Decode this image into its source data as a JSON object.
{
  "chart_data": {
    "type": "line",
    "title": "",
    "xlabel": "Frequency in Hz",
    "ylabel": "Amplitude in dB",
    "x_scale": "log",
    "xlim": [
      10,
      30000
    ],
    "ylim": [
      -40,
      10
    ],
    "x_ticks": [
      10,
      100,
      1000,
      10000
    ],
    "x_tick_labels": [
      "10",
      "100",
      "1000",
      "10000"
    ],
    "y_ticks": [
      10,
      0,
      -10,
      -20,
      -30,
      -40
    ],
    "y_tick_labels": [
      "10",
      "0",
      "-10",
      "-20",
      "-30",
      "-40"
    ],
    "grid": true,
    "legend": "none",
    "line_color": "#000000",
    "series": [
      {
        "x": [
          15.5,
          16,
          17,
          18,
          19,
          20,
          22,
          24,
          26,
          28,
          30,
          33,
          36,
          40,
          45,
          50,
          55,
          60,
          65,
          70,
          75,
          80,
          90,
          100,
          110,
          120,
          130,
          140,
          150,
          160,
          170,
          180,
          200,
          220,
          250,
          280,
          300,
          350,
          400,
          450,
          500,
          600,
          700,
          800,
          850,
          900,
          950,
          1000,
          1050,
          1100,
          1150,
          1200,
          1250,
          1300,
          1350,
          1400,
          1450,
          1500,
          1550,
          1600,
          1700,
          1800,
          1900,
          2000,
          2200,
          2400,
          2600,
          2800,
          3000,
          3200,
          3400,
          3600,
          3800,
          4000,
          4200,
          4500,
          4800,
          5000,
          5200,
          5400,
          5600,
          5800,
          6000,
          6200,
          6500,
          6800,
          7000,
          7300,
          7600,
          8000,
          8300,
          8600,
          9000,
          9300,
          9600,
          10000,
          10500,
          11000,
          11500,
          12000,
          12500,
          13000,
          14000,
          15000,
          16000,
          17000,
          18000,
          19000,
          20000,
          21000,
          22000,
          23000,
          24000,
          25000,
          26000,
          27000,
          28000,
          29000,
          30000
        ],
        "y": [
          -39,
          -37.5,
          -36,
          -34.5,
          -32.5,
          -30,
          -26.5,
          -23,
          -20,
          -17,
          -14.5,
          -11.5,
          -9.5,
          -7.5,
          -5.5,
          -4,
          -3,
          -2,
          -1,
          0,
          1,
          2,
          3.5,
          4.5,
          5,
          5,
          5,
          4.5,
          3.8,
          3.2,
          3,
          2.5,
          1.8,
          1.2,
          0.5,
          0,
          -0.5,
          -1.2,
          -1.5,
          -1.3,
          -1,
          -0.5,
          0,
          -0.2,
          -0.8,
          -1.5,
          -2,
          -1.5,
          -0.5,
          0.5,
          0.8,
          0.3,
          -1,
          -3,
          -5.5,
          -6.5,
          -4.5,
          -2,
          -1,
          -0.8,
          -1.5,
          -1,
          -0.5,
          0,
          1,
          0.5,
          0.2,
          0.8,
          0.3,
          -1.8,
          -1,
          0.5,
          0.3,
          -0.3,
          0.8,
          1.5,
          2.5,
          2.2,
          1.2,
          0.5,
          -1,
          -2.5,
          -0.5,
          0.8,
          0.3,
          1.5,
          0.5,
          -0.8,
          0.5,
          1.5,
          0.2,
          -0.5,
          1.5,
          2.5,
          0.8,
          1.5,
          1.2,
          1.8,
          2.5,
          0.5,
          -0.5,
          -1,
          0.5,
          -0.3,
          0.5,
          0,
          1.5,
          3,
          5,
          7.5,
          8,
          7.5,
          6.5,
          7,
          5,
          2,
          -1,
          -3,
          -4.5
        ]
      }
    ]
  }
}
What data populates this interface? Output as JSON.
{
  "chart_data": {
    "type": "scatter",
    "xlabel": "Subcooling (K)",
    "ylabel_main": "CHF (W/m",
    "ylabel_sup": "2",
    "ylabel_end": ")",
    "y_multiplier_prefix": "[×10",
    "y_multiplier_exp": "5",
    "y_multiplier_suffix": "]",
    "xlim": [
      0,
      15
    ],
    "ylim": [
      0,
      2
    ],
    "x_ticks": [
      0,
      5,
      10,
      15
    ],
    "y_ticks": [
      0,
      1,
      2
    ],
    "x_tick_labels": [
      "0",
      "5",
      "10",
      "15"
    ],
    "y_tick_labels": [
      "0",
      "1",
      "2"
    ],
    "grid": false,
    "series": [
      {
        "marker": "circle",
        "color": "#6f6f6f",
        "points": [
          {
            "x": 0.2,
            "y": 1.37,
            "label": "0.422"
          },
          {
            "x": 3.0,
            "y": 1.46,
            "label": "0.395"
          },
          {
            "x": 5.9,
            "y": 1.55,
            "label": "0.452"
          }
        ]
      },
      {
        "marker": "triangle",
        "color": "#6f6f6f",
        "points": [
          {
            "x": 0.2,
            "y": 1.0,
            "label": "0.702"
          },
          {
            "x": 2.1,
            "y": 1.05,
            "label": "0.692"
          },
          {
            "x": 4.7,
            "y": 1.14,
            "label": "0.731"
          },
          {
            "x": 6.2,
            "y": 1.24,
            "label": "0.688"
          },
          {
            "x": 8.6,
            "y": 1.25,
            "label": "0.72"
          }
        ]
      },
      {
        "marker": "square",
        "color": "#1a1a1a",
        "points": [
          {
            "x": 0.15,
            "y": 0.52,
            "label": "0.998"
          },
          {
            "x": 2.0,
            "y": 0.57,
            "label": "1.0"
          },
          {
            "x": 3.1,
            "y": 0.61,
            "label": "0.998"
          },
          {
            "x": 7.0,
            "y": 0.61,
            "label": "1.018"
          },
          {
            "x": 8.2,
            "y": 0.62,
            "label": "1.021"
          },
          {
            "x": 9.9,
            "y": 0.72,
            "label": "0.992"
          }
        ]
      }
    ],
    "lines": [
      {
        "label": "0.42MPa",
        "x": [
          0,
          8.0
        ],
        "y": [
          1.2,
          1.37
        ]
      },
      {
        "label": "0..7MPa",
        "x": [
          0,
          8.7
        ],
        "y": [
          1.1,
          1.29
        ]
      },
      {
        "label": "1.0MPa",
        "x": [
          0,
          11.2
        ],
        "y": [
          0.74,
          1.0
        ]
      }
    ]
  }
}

+++

The records above should be duplicated in full, exactly as given.

» Reply:
Decode this image into its source data as a JSON object.
{
  "chart_data": {
    "type": "line",
    "title": "",
    "xlabel": "Frequency in Hz",
    "ylabel": "Amplitude in dB",
    "x_scale": "log",
    "xlim": [
      10,
      30000
    ],
    "ylim": [
      -40,
      10
    ],
    "x_ticks": [
      10,
      100,
      1000,
      10000
    ],
    "x_tick_labels": [
      "10",
      "100",
      "1000",
      "10000"
    ],
    "y_ticks": [
      10,
      0,
      -10,
      -20,
      -30,
      -40
    ],
    "y_tick_labels": [
      "10",
      "0",
      "-10",
      "-20",
      "-30",
      "-40"
    ],
    "grid": true,
    "legend": "none",
    "line_color": "#000000",
    "series": [
      {
        "x": [
          15.5,
          16,
          17,
          18,
          19,
          20,
          22,
          24,
          26,
          28,
          30,
          33,
          36,
          40,
          45,
          50,
          55,
          60,
          65,
          70,
          75,
          80,
          90,
          100,
          110,
          120,
          130,
          140,
          150,
          160,
          170,
          180,
          200,
          220,
          250,
          280,
          300,
          350,
          400,
          450,
          500,
          600,
          700,
          800,
          850,
          900,
          950,
          1000,
          1050,
          1100,
          1150,
          1200,
          1250,
          1300,
          1350,
          1400,
          1450,
          1500,
          1550,
          1600,
          1700,
          1800,
          1900,
          2000,
          2200,
          2400,
          2600,
          2800,
          3000,
          3200,
          3400,
          3600,
          3800,
          4000,
          4200,
          4500,
          4800,
          5000,
          5200,
          5400,
          5600,
          5800,
          6000,
          6200,
          6500,
          6800,
          7000,
          7300,
          7600,
          8000,
          8300,
          8600,
          9000,
          9300,
          9600,
          10000,
          10500,
          11000,
          11500,
          12000,
          12500,
          13000,
          14000,
          15000,
          16000,
          17000,
          18000,
          19000,
          20000,
          21000,
          22000,
          23000,
          24000,
          25000,
          26000,
          27000,
          28000,
          29000,
          30000
        ],
        "y": [
          -39,
          -37.5,
          -36,
          -34.5,
          -32.5,
          -30,
          -26.5,
          -23,
          -20,
          -17,
          -14.5,
          -11.5,
          -9.5,
          -7.5,
          -5.5,
          -4,
          -3,
          -2,
          -1,
          0,
          1,
          2,
          3.5,
          4.5,
          5,
          5,
          5,
          4.5,
          3.8,
          3.2,
          3,
          2.5,
          1.8,
          1.2,
          0.5,
          0,
          -0.5,
          -1.2,
          -1.5,
          -1.3,
          -1,
          -0.5,
          0,
          -0.2,
          -0.8,
          -1.5,
          -2,
          -1.5,
          -0.5,
          0.5,
          0.8,
          0.3,
          -1,
          -3,
          -5.5,
          -6.5,
          -4.5,
          -2,
          -1,
          -0.8,
          -1.5,
          -1,
          -0.5,
          0,
          1,
          0.5,
          0.2,
          0.8,
          0.3,
          -1.8,
          -1,
          0.5,
          0.3,
          -0.3,
          0.8,
          1.5,
          2.5,
          2.2,
          1.2,
          0.5,
          -1,
          -2.5,
          -0.5,
          0.8,
          0.3,
          1.5,
          0.5,
          -0.8,
          0.5,
          1.5,
          0.2,
          -0.5,
          1.5,
          2.5,
          0.8,
          1.5,
          1.2,
          1.8,
          2.5,
          0.5,
          -0.5,
          -1,
          0.5,
          -0.3,
          0.5,
          0,
          1.5,
          3,
          5,
          7.5,
          8,
          7.5,
          6.5,
          7,
          5,
          2,
          -1,
          -3,
          -4.5
        ]
      }
    ]
  }
}
What data populates this interface? Output as JSON.
{
  "chart_data": {
    "type": "scatter",
    "xlabel": "Subcooling (K)",
    "ylabel_main": "CHF (W/m",
    "ylabel_sup": "2",
    "ylabel_end": ")",
    "y_multiplier_prefix": "[×10",
    "y_multiplier_exp": "5",
    "y_multiplier_suffix": "]",
    "xlim": [
      0,
      15
    ],
    "ylim": [
      0,
      2
    ],
    "x_ticks": [
      0,
      5,
      10,
      15
    ],
    "y_ticks": [
      0,
      1,
      2
    ],
    "x_tick_labels": [
      "0",
      "5",
      "10",
      "15"
    ],
    "y_tick_labels": [
      "0",
      "1",
      "2"
    ],
    "grid": false,
    "series": [
      {
        "marker": "circle",
        "color": "#6f6f6f",
        "points": [
          {
            "x": 0.2,
            "y": 1.37,
            "label": "0.422"
          },
          {
            "x": 3.0,
            "y": 1.46,
            "label": "0.395"
          },
          {
            "x": 5.9,
            "y": 1.55,
            "label": "0.452"
          }
        ]
      },
      {
        "marker": "triangle",
        "color": "#6f6f6f",
        "points": [
          {
            "x": 0.2,
            "y": 1.0,
            "label": "0.702"
          },
          {
            "x": 2.1,
            "y": 1.05,
            "label": "0.692"
          },
          {
            "x": 4.7,
            "y": 1.14,
            "label": "0.731"
          },
          {
            "x": 6.2,
            "y": 1.24,
            "label": "0.688"
          },
          {
            "x": 8.6,
            "y": 1.25,
            "label": "0.72"
          }
        ]
      },
      {
        "marker": "square",
        "color": "#1a1a1a",
        "points": [
          {
            "x": 0.15,
            "y": 0.52,
            "label": "0.998"
          },
          {
            "x": 2.0,
            "y": 0.57,
            "label": "1.0"
          },
          {
            "x": 3.1,
            "y": 0.61,
            "label": "0.998"
          },
          {
            "x": 7.0,
            "y": 0.61,
            "label": "1.018"
          },
          {
            "x": 8.2,
            "y": 0.62,
            "label": "1.021"
          },
          {
            "x": 9.9,
            "y": 0.72,
            "label": "0.992"
          }
        ]
      }
    ],
    "lines": [
      {
        "label": "0.42MPa",
        "x": [
          0,
          8.0
        ],
        "y": [
          1.2,
          1.37
        ]
      },
      {
        "label": "0..7MPa",
        "x": [
          0,
          8.7
        ],
        "y": [
          1.1,
          1.29
        ]
      },
      {
        "label": "1.0MPa",
        "x": [
          0,
          11.2
        ],
        "y": [
          0.74,
          1.0
        ]
      }
    ]
  }
}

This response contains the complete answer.